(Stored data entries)
■ ■ ■ ■ ■ ■ ■
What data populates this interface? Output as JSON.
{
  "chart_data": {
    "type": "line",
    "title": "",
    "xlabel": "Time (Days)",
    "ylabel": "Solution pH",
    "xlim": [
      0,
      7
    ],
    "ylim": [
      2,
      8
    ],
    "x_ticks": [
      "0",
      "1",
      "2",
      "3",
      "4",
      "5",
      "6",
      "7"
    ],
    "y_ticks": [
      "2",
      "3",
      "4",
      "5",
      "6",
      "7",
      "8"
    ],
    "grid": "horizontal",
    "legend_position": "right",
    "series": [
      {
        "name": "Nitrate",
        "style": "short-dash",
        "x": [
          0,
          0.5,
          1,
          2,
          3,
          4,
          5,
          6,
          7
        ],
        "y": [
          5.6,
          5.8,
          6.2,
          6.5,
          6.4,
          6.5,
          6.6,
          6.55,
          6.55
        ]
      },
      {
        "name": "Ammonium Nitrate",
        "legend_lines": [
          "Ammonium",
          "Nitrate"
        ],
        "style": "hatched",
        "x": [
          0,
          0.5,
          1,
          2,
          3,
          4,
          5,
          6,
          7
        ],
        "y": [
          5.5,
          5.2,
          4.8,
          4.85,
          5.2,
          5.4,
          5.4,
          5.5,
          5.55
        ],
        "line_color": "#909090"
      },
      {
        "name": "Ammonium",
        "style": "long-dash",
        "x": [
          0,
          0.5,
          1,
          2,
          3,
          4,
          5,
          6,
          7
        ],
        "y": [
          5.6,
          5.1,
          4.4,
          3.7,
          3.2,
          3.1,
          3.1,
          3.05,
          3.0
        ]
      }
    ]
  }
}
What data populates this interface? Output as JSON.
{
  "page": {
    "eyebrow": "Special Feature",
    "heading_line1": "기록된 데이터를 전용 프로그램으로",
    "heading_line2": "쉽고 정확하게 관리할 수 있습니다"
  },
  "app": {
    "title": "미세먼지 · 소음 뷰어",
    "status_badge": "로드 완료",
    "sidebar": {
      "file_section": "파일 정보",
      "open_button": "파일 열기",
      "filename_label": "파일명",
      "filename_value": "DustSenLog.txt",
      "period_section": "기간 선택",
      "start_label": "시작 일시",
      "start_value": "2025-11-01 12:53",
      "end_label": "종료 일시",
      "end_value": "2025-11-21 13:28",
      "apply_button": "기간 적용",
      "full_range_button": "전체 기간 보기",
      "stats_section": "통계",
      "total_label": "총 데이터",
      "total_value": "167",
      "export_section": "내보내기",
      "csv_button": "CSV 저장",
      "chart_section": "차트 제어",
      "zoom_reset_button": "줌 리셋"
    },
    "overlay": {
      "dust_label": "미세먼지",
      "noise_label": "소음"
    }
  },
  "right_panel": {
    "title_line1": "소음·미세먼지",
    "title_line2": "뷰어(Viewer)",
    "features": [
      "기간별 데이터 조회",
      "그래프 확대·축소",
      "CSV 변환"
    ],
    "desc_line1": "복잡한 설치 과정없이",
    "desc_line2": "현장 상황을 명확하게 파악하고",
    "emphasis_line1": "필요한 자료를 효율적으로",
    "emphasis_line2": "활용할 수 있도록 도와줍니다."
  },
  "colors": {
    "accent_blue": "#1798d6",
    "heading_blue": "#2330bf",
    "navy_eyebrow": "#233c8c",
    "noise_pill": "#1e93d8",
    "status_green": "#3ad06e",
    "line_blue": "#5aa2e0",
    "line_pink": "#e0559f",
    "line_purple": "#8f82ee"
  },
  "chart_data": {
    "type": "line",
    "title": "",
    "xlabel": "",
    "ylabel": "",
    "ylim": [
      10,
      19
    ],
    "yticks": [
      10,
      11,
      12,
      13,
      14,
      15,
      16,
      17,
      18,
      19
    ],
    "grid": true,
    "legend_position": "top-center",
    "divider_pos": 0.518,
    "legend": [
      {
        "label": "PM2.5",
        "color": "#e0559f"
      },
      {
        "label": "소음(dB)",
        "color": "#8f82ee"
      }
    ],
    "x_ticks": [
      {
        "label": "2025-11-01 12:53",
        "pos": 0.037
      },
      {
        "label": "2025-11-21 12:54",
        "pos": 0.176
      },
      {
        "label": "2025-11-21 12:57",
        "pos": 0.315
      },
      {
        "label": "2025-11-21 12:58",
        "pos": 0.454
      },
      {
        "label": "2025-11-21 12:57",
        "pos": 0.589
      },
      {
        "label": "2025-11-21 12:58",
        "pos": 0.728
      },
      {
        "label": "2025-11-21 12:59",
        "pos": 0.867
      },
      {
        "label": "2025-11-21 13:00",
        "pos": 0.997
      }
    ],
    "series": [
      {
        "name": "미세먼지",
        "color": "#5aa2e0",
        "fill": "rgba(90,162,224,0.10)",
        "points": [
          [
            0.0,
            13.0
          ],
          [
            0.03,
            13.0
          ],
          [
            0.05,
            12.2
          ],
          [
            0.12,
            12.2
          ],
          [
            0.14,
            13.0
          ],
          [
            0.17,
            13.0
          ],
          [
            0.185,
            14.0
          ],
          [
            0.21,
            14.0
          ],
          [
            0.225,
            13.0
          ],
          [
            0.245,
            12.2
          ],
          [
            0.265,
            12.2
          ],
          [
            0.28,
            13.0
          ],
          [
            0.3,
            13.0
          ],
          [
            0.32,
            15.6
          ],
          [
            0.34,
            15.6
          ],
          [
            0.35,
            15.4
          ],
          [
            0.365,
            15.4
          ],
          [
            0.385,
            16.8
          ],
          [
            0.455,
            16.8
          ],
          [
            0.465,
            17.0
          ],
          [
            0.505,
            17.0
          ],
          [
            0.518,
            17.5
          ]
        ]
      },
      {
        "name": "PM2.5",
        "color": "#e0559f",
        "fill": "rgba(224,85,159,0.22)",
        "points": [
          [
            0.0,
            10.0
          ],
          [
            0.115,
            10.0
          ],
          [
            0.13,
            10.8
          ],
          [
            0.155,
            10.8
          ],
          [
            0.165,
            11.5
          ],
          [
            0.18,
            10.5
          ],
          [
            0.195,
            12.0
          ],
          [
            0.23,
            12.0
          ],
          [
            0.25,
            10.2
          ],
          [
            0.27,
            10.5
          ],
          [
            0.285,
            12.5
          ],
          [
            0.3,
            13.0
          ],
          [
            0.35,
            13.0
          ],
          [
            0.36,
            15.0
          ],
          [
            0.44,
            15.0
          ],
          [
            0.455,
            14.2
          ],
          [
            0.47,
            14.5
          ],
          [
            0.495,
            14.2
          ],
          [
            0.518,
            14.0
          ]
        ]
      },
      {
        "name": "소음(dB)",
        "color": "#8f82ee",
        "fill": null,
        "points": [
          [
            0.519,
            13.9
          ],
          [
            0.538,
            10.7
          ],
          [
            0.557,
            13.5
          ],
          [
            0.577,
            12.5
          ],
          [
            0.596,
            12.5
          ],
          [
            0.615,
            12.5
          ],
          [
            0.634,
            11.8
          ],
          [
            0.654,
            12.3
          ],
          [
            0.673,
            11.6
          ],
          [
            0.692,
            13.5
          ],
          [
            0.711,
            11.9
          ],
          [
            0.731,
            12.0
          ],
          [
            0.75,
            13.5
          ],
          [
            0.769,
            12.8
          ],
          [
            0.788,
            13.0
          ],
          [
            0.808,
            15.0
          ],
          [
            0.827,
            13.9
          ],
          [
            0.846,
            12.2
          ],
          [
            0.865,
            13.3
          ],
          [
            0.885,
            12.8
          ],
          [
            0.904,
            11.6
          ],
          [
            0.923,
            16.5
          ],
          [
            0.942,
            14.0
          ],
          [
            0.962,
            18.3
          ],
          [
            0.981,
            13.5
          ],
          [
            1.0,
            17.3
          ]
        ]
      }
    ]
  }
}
■ ■ ■ ■ ■ ■ ■
Short task
Every entry should be printed again exactly as it stands.

Task response
What data populates this interface? Output as JSON.
{
  "chart_data": {
    "type": "line",
    "title": "",
    "xlabel": "Time (Days)",
    "ylabel": "Solution pH",
    "xlim": [
      0,
      7
    ],
    "ylim": [
      2,
      8
    ],
    "x_ticks": [
      "0",
      "1",
      "2",
      "3",
      "4",
      "5",
      "6",
      "7"
    ],
    "y_ticks": [
      "2",
      "3",
      "4",
      "5",
      "6",
      "7",
      "8"
    ],
    "grid": "horizontal",
    "legend_position": "right",
    "series": [
      {
        "name": "Nitrate",
        "style": "short-dash",
        "x": [
          0,
          0.5,
          1,
          2,
          3,
          4,
          5,
          6,
          7
        ],
        "y": [
          5.6,
          5.8,
          6.2,
          6.5,
          6.4,
          6.5,
          6.6,
          6.55,
          6.55
        ]
      },
      {
        "name": "Ammonium Nitrate",
        "legend_lines": [
          "Ammonium",
          "Nitrate"
        ],
        "style": "hatched",
        "x": [
          0,
          0.5,
          1,
          2,
          3,
          4,
          5,
          6,
          7
        ],
        "y": [
          5.5,
          5.2,
          4.8,
          4.85,
          5.2,
          5.4,
          5.4,
          5.5,
          5.55
        ],
        "line_color": "#909090"
      },
      {
        "name": "Ammonium",
        "style": "long-dash",
        "x": [
          0,
          0.5,
          1,
          2,
          3,
          4,
          5,
          6,
          7
        ],
        "y": [
          5.6,
          5.1,
          4.4,
          3.7,
          3.2,
          3.1,
          3.1,
          3.05,
          3.0
        ]
      }
    ]
  }
}
What data populates this interface? Output as JSON.
{
  "page": {
    "eyebrow": "Special Feature",
    "heading_line1": "기록된 데이터를 전용 프로그램으로",
    "heading_line2": "쉽고 정확하게 관리할 수 있습니다"
  },
  "app": {
    "title": "미세먼지 · 소음 뷰어",
    "status_badge": "로드 완료",
    "sidebar": {
      "file_section": "파일 정보",
      "open_button": "파일 열기",
      "filename_label": "파일명",
      "filename_value": "DustSenLog.txt",
      "period_section": "기간 선택",
      "start_label": "시작 일시",
      "start_value": "2025-11-01 12:53",
      "end_label": "종료 일시",
      "end_value": "2025-11-21 13:28",
      "apply_button": "기간 적용",
      "full_range_button": "전체 기간 보기",
      "stats_section": "통계",
      "total_label": "총 데이터",
      "total_value": "167",
      "export_section": "내보내기",
      "csv_button": "CSV 저장",
      "chart_section": "차트 제어",
      "zoom_reset_button": "줌 리셋"
    },
    "overlay": {
      "dust_label": "미세먼지",
      "noise_label": "소음"
    }
  },
  "right_panel": {
    "title_line1": "소음·미세먼지",
    "title_line2": "뷰어(Viewer)",
    "features": [
      "기간별 데이터 조회",
      "그래프 확대·축소",
      "CSV 변환"
    ],
    "desc_line1": "복잡한 설치 과정없이",
    "desc_line2": "현장 상황을 명확하게 파악하고",
    "emphasis_line1": "필요한 자료를 효율적으로",
    "emphasis_line2": "활용할 수 있도록 도와줍니다."
  },
  "colors": {
    "accent_blue": "#1798d6",
    "heading_blue": "#2330bf",
    "navy_eyebrow": "#233c8c",
    "noise_pill": "#1e93d8",
    "status_green": "#3ad06e",
    "line_blue": "#5aa2e0",
    "line_pink": "#e0559f",
    "line_purple": "#8f82ee"
  },
  "chart_data": {
    "type": "line",
    "title": "",
    "xlabel": "",
    "ylabel": "",
    "ylim": [
      10,
      19
    ],
    "yticks": [
      10,
      11,
      12,
      13,
      14,
      15,
      16,
      17,
      18,
      19
    ],
    "grid": true,
    "legend_position": "top-center",
    "divider_pos": 0.518,
    "legend": [
      {
        "label": "PM2.5",
        "color": "#e0559f"
      },
      {
        "label": "소음(dB)",
        "color": "#8f82ee"
      }
    ],
    "x_ticks": [
      {
        "label": "2025-11-01 12:53",
        "pos": 0.037
      },
      {
        "label": "2025-11-21 12:54",
        "pos": 0.176
      },
      {
        "label": "2025-11-21 12:57",
        "pos": 0.315
      },
      {
        "label": "2025-11-21 12:58",
        "pos": 0.454
      },
      {
        "label": "2025-11-21 12:57",
        "pos": 0.589
      },
      {
        "label": "2025-11-21 12:58",
        "pos": 0.728
      },
      {
        "label": "2025-11-21 12:59",
        "pos": 0.867
      },
      {
        "label": "2025-11-21 13:00",
        "pos": 0.997
      }
    ],
    "series": [
      {
        "name": "미세먼지",
        "color": "#5aa2e0",
        "fill": "rgba(90,162,224,0.10)",
        "points": [
          [
            0.0,
            13.0
          ],
          [
            0.03,
            13.0
          ],
          [
            0.05,
            12.2
          ],
          [
            0.12,
            12.2
          ],
          [
            0.14,
            13.0
          ],
          [
            0.17,
            13.0
          ],
          [
            0.185,
            14.0
          ],
          [
            0.21,
            14.0
          ],
          [
            0.225,
            13.0
          ],
          [
            0.245,
            12.2
          ],
          [
            0.265,
            12.2
          ],
          [
            0.28,
            13.0
          ],
          [
            0.3,
            13.0
          ],
          [
            0.32,
            15.6
          ],
          [
            0.34,
            15.6
          ],
          [
            0.35,
            15.4
          ],
          [
            0.365,
            15.4
          ],
          [
            0.385,
            16.8
          ],
          [
            0.455,
            16.8
          ],
          [
            0.465,
            17.0
          ],
          [
            0.505,
            17.0
          ],
          [
            0.518,
            17.5
          ]
        ]
      },
      {
        "name": "PM2.5",
        "color": "#e0559f",
        "fill": "rgba(224,85,159,0.22)",
        "points": [
          [
            0.0,
            10.0
          ],
          [
            0.115,
            10.0
          ],
          [
            0.13,
            10.8
          ],
          [
            0.155,
            10.8
          ],
          [
            0.165,
            11.5
          ],
          [
            0.18,
            10.5
          ],
          [
            0.195,
            12.0
          ],
          [
            0.23,
            12.0
          ],
          [
            0.25,
            10.2
          ],
          [
            0.27,
            10.5
          ],
          [
            0.285,
            12.5
          ],
          [
            0.3,
            13.0
          ],
          [
            0.35,
            13.0
          ],
          [
            0.36,
            15.0
          ],
          [
            0.44,
            15.0
          ],
          [
            0.455,
            14.2
          ],
          [
            0.47,
            14.5
          ],
          [
            0.495,
            14.2
          ],
          [
            0.518,
            14.0
          ]
        ]
      },
      {
        "name": "소음(dB)",
        "color": "#8f82ee",
        "fill": null,
        "points": [
          [
            0.519,
            13.9
          ],
          [
            0.538,
            10.7
          ],
          [
            0.557,
            13.5
          ],
          [
            0.577,
            12.5
          ],
          [
            0.596,
            12.5
          ],
          [
            0.615,
            12.5
          ],
          [
            0.634,
            11.8
          ],
          [
            0.654,
            12.3
          ],
          [
            0.673,
            11.6
          ],
          [
            0.692,
            13.5
          ],
          [
            0.711,
            11.9
          ],
          [
            0.731,
            12.0
          ],
          [
            0.75,
            13.5
          ],
          [
            0.769,
            12.8
          ],
          [
            0.788,
            13.0
          ],
          [
            0.808,
            15.0
          ],
          [
            0.827,
            13.9
          ],
          [
            0.846,
            12.2
          ],
          [
            0.865,
            13.3
          ],
          [
            0.885,
            12.8
          ],
          [
            0.904,
            11.6
          ],
          [
            0.923,
            16.5
          ],
          [
            0.942,
            14.0
          ],
          [
            0.962,
            18.3
          ],
          [
            0.981,
            13.5
          ],
          [
            1.0,
            17.3
          ]
        ]
      }
    ]
  }
}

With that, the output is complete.